- The problem -
Repeat the lines word for word, starting at the line that contains "item-text: , majd húzza meg ismét" and ending at the line that contains "239, 890, 313]", with both of those lines included.

____

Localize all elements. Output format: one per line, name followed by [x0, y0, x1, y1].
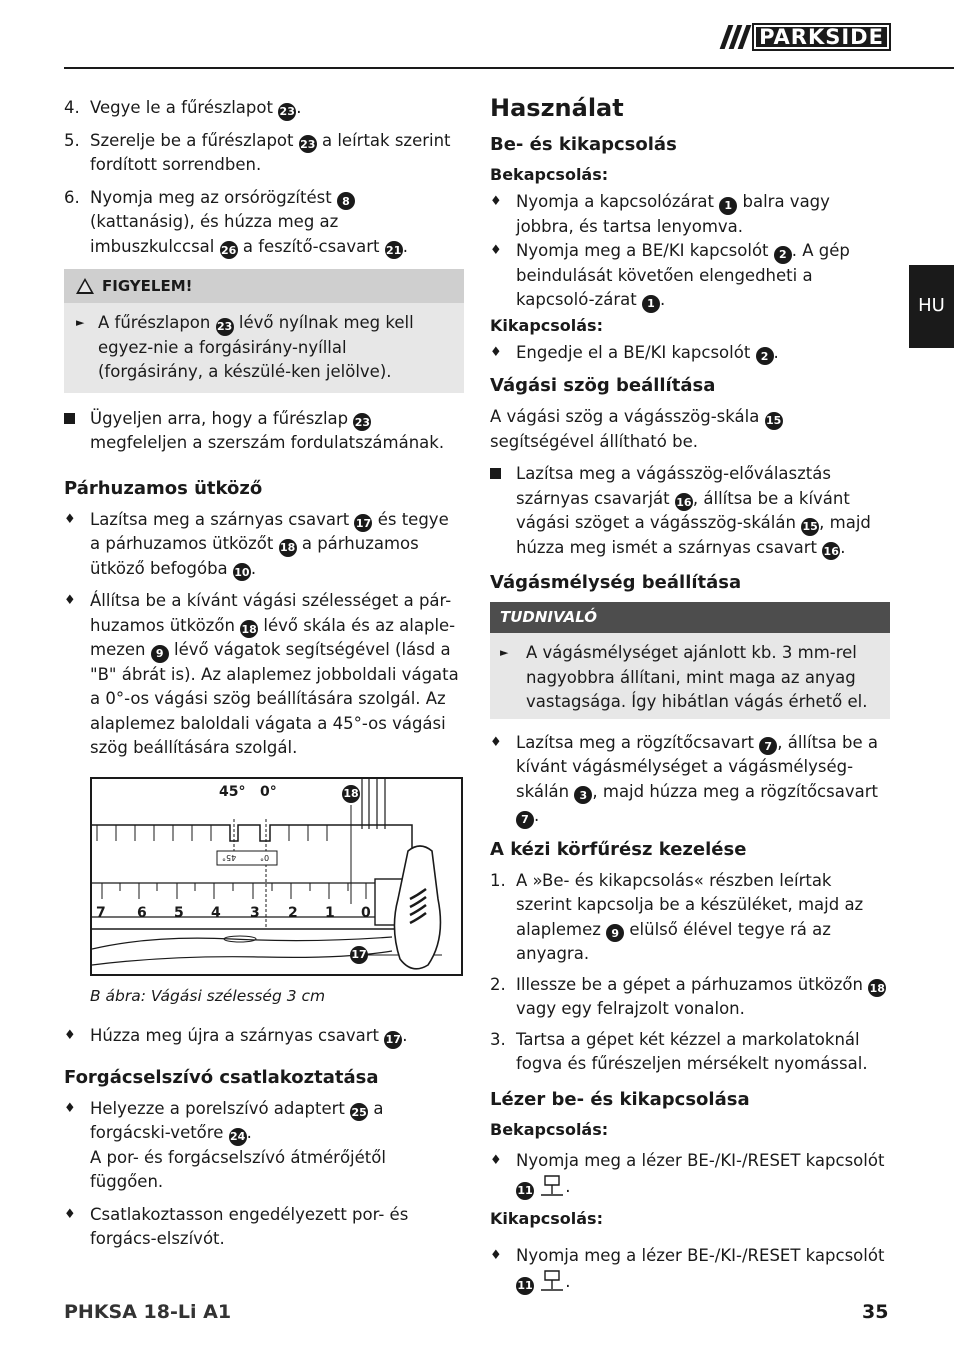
item-text: , majd húzza meg ismét a szárnyas csavart	[516, 513, 871, 557]
bullet-item	[490, 731, 890, 829]
bullet-item	[64, 589, 464, 761]
item-text: .	[565, 1272, 571, 1291]
item-text: .	[773, 342, 779, 362]
item-text: .	[246, 1123, 252, 1142]
item-text: , majd húzza meg a rögzítőcsavart	[592, 781, 878, 801]
tiny-label-0: 0°	[260, 852, 270, 862]
scale-numbers	[96, 901, 376, 921]
step-text: .	[402, 236, 408, 256]
note-header: TUDNIVALÓ	[490, 602, 890, 633]
ref-number: 1	[719, 197, 737, 215]
tiny-label-45: 45°	[222, 852, 237, 862]
section-heading-dust: Forgácselszívó csatlakoztatása	[64, 1066, 379, 1088]
scale-number: 6	[137, 904, 147, 921]
sub-label-on: Bekapcsolás:	[490, 165, 609, 184]
ref-number: 25	[350, 1103, 368, 1121]
item-text: Lazítsa meg a rögzítőcsavart	[516, 732, 760, 752]
item-text: balra vagy jobbra, és tartsa lenyomva.	[516, 192, 830, 236]
bullet-item	[490, 239, 890, 313]
ref-number: 15	[765, 412, 783, 430]
handling-step-3	[490, 1028, 890, 1077]
ref-number: 7	[516, 811, 534, 829]
handling-step-1	[490, 869, 890, 967]
item-text: Nyomja meg a lézer BE-/KI-/RESET kapcsolót	[516, 1245, 885, 1265]
step-text: vagy egy felrajzolt vonalon.	[516, 999, 745, 1018]
scale-number: 3	[250, 904, 260, 921]
step-text: elülső élével tegye rá az anyagra.	[516, 919, 831, 963]
ref-number: 15	[801, 518, 819, 536]
body-text: segítségével állítható be.	[490, 431, 698, 451]
ref-number: 3	[574, 786, 592, 804]
item-text: és tegye a párhuzamos ütközőt	[90, 509, 449, 553]
angle-intro	[490, 405, 890, 454]
step-text: Szerelje be a fűrészlapot	[90, 130, 299, 150]
bullet-item	[64, 1024, 464, 1049]
language-tab: HU	[909, 265, 954, 348]
note-box	[490, 602, 890, 719]
step-text: .	[296, 98, 302, 117]
note-body	[490, 633, 890, 719]
step-text: Illessze be a gépet a párhuzamos ütközőn	[516, 974, 869, 994]
step-text: Vegye le a fűrészlapot	[90, 98, 279, 117]
arrow-right-icon: ►	[500, 646, 509, 659]
ref-number: 8	[337, 192, 355, 210]
item-text: .	[659, 290, 666, 309]
diamond-bullet-icon: ♦	[490, 1152, 502, 1168]
ref-number: 23	[299, 135, 317, 153]
item-text: . A gép beindulását követően elengedheti a kapcsoló-zárat	[516, 241, 850, 309]
diamond-bullet-icon: ♦	[64, 593, 76, 608]
label-45-degree: 45°	[219, 783, 246, 800]
square-bullet-icon	[490, 468, 501, 479]
diamond-bullet-icon: ♦	[64, 1028, 76, 1043]
header-rule	[64, 67, 954, 69]
ref-number: 2	[756, 347, 774, 365]
right-column	[490, 92, 890, 1303]
step-text: A »Be- és kikapcsolás« részben leírtak szerint kapcsolja be a készüléket, majd az alaplemez	[516, 870, 864, 939]
item-text: , állítsa be a kívánt vágásmélységet a vágásmélység-skálán	[516, 732, 878, 801]
item-text: lévő skála és az alaple-mezen	[90, 615, 456, 659]
step-text: Nyomja meg az orsórögzítést	[90, 187, 337, 207]
ref-number: 9	[151, 645, 169, 663]
handling-step-2	[490, 973, 890, 1022]
callout-18: 18	[342, 785, 360, 803]
item-text: .	[840, 537, 846, 557]
step-6	[64, 186, 464, 260]
bullet-item	[490, 1149, 890, 1200]
ref-number: 9	[606, 924, 624, 942]
step-text: (kattanásig), és húzza meg az imbuszkulccsal	[90, 212, 339, 256]
item-text: a forgácski-vetőre	[90, 1098, 384, 1142]
item-text: Nyomja a kapcsolózárat	[516, 192, 720, 211]
ref-number: 17	[384, 1031, 402, 1049]
diamond-bullet-icon: ♦	[64, 1100, 76, 1116]
item-text: lévő vágatok segítségével (lásd a "B" ábrát is). Az alaplemez jobboldali vágata a 0°-os vágási szög beállítására szolgál. Az alaplemez baloldali vágata a 45°-os vágási szög beállítására szolgál.	[90, 640, 459, 757]
ref-number: 18	[279, 539, 297, 557]
arrow-right-icon: ►	[76, 316, 85, 329]
ref-number: 11	[516, 1277, 534, 1295]
diamond-bullet-icon: ♦	[64, 511, 76, 527]
logo-brand-text: PARKSIDE	[752, 23, 891, 51]
note-text: A vágásmélységet ajánlott kb. 3 mm-rel nagyobbra állítani, mint maga az anyag vastagsága. Így hibátlan vágás érhető el.	[526, 643, 868, 711]
warning-box	[64, 269, 464, 393]
item-text: megfeleljen a szerszám fordulatszámának.	[90, 433, 445, 452]
warning-header	[64, 269, 464, 303]
ref-number: 26	[220, 241, 238, 259]
ref-number: 1	[642, 295, 660, 313]
laser-icon	[539, 1173, 565, 1197]
item-text: .	[565, 1177, 571, 1196]
item-text: .	[250, 558, 257, 578]
ref-number: 23	[278, 103, 296, 121]
page-title: Használat	[490, 94, 624, 122]
step-text: Tartsa a gépet két kézzel a markolatoknál fogva és fűrészeljen mérsékelt nyomással.	[516, 1029, 868, 1073]
step-5	[64, 129, 464, 178]
figure-b-drawing	[92, 779, 463, 976]
item-text: Engedje el a BE/KI kapcsolót	[516, 342, 756, 362]
item-text: Lazítsa meg a vágásszög-előválasztás szárnyas csavarját	[516, 464, 831, 508]
item-text: Csatlakoztasson engedélyezett por- és forgács-elszívót.	[90, 1204, 409, 1248]
bullet-item	[64, 508, 464, 582]
ref-number: 16	[822, 542, 840, 560]
item-text: Helyezze a porelszívó adaptert	[90, 1098, 351, 1118]
diamond-bullet-icon: ♦	[490, 243, 502, 258]
scale-number: 5	[174, 904, 184, 921]
ref-number: 23	[353, 413, 371, 431]
ref-number: 16	[675, 493, 693, 511]
diamond-bullet-icon: ♦	[490, 1247, 502, 1263]
sub-label-off: Kikapcsolás:	[490, 315, 603, 335]
parkside-logo	[716, 23, 891, 51]
sub-label-off: Kikapcsolás:	[490, 1208, 603, 1228]
ref-number: 7	[759, 737, 777, 755]
section-heading-parallel: Párhuzamos ütköző	[64, 477, 263, 499]
item-text: Nyomja meg a BE/KI kapcsolót	[516, 241, 774, 260]
logo-stripes	[716, 23, 752, 51]
step-number: 3.	[490, 1029, 506, 1049]
left-column	[64, 96, 464, 1260]
ref-number: 21	[385, 241, 403, 259]
item-text: Lazítsa meg a szárnyas csavart	[90, 509, 355, 529]
bullet-item	[64, 1097, 464, 1195]
item-text: , állítsa be a kívánt vágási szöget a vágásszög-skálán	[516, 488, 850, 532]
step-text: a leírtak szerint fordított sorrendben.	[90, 130, 451, 174]
label-0-degree: 0°	[260, 783, 277, 800]
footer-model: PHKSA 18-Li A1	[64, 1301, 232, 1323]
scale-number: 0	[361, 904, 371, 921]
callout-17: 17	[350, 946, 368, 964]
diamond-bullet-icon: ♦	[64, 1206, 76, 1222]
body-text: A vágási szög a vágásszög-skála	[490, 407, 765, 426]
scale-number: 4	[211, 904, 221, 921]
ref-number: 18	[240, 620, 258, 638]
warning-body	[64, 303, 464, 393]
bullet-item	[490, 1244, 890, 1295]
scale-number: 2	[288, 904, 298, 921]
bullet-item	[64, 1203, 464, 1252]
item-text: .	[534, 806, 540, 825]
ref-number: 11	[516, 1182, 534, 1200]
item-text: Ügyeljen arra, hogy a fűrészlap	[90, 408, 354, 428]
laser-icon	[539, 1268, 565, 1292]
figure-b-illustration	[90, 777, 463, 976]
square-bullet-item	[490, 462, 890, 560]
scale-number: 1	[325, 904, 335, 921]
section-heading-laser: Lézer be- és kikapcsolása	[490, 1088, 750, 1110]
page-number: 35	[862, 1301, 889, 1323]
sub-label-on: Bekapcsolás:	[490, 1119, 609, 1139]
item-text: a párhuzamos ütköző befogóba	[90, 534, 419, 578]
ref-number: 24	[229, 1128, 247, 1146]
step-number: 1.	[490, 870, 506, 890]
square-bullet-item	[64, 407, 464, 456]
square-bullet-icon	[64, 413, 75, 424]
diamond-bullet-icon: ♦	[490, 194, 502, 209]
ref-number: 2	[774, 246, 792, 264]
warning-text: A fűrészlapon	[98, 313, 216, 332]
bullet-item	[490, 190, 890, 239]
ref-number: 10	[233, 563, 251, 581]
ref-number: 23	[216, 318, 234, 336]
section-heading-onoff: Be- és kikapcsolás	[490, 134, 677, 155]
diamond-bullet-icon: ♦	[490, 344, 502, 360]
step-number: 5.	[64, 130, 80, 150]
warning-icon	[76, 278, 94, 294]
item-text: Húzza meg újra a szárnyas csavart	[90, 1026, 385, 1045]
section-heading-handling: A kézi körfűrész kezelése	[490, 838, 747, 860]
diamond-bullet-icon: ♦	[490, 734, 502, 750]
warning-title: FIGYELEM!	[102, 276, 193, 295]
scale-number: 7	[96, 904, 106, 921]
figure-caption: B ábra: Vágási szélesség 3 cm	[90, 986, 326, 1005]
step-number: 2.	[490, 974, 506, 994]
item-text: Állítsa be a kívánt vágási szélességet a pár-huzamos ütközőn	[90, 591, 452, 635]
item-text: A por- és forgácselszívó átmérőjétől függően.	[90, 1147, 386, 1191]
step-4	[64, 96, 464, 121]
section-heading-depth: Vágásmélység beállítása	[490, 572, 742, 593]
bullet-item	[490, 341, 890, 366]
item-text: .	[402, 1026, 408, 1045]
step-number: 4.	[64, 98, 80, 117]
step-text: a feszítő-csavart	[237, 236, 385, 256]
ref-number: 17	[354, 514, 372, 532]
step-number: 6.	[64, 187, 80, 207]
item-text: Nyomja meg a lézer BE-/KI-/RESET kapcsolót	[516, 1150, 885, 1170]
warning-text: lévő nyílnak meg kell egyez-nie a forgásirány-nyíllal (forgásirány, a készülé-ken jelölve).	[98, 313, 414, 381]
section-heading-angle: Vágási szög beállítása	[490, 375, 716, 396]
ref-number: 18	[868, 979, 886, 997]
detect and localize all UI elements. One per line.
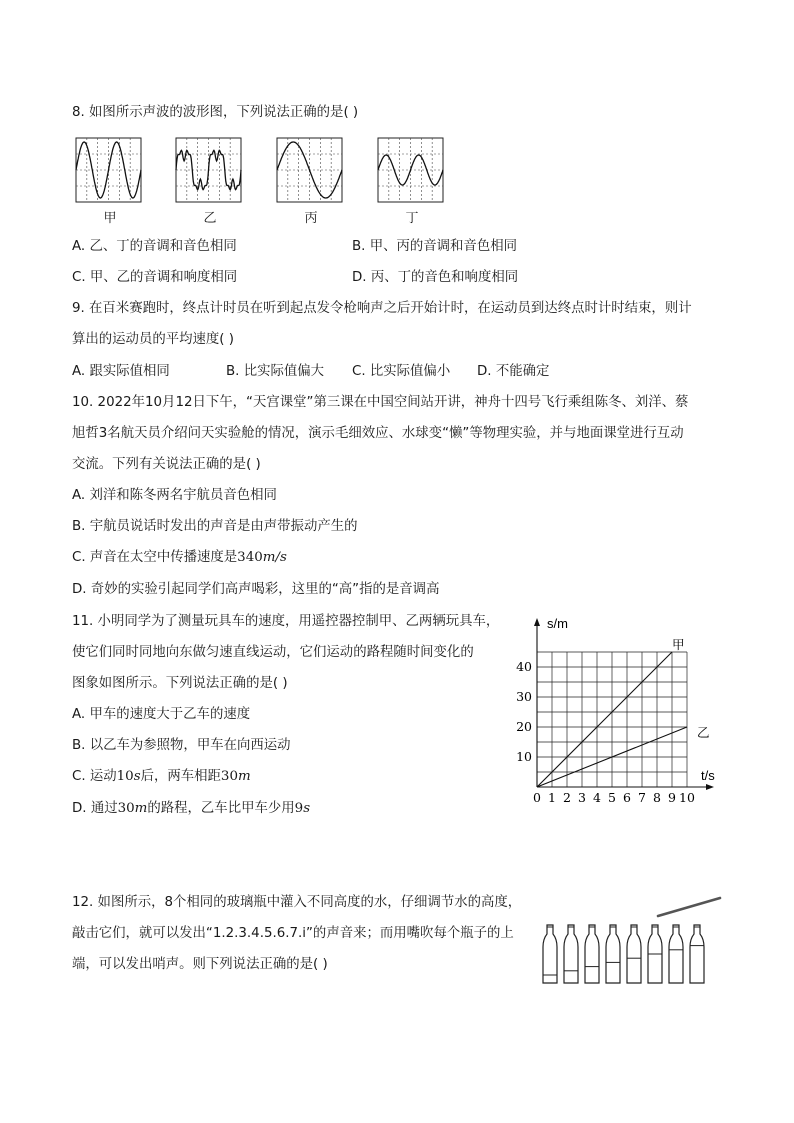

____

- Finished task -
item-text: , majd húzza meg ismét a szárnyas csavart	[516, 513, 871, 557]
bullet-item	[490, 731, 890, 829]
bullet-item	[64, 589, 464, 761]
item-text: .	[565, 1272, 571, 1291]
item-text: .	[773, 342, 779, 362]
item-text: .	[246, 1123, 252, 1142]
item-text: , majd húzza meg a rögzítőcsavart	[592, 781, 878, 801]
tiny-label-0: 0°	[260, 852, 270, 862]
scale-numbers	[96, 901, 376, 921]
step-text: .	[402, 236, 408, 256]
note-header: TUDNIVALÓ	[490, 602, 890, 633]
ref-number: 1	[719, 197, 737, 215]
tiny-label-45: 45°	[222, 852, 237, 862]
section-heading-dust: Forgácselszívó csatlakoztatása	[64, 1066, 379, 1088]
scale-number: 6	[137, 904, 147, 921]
sub-label-on: Bekapcsolás:	[490, 165, 609, 184]
ref-number: 25	[350, 1103, 368, 1121]
item-text: Lazítsa meg a rögzítőcsavart	[516, 732, 760, 752]
item-text: balra vagy jobbra, és tartsa lenyomva.	[516, 192, 830, 236]
bullet-item	[490, 239, 890, 313]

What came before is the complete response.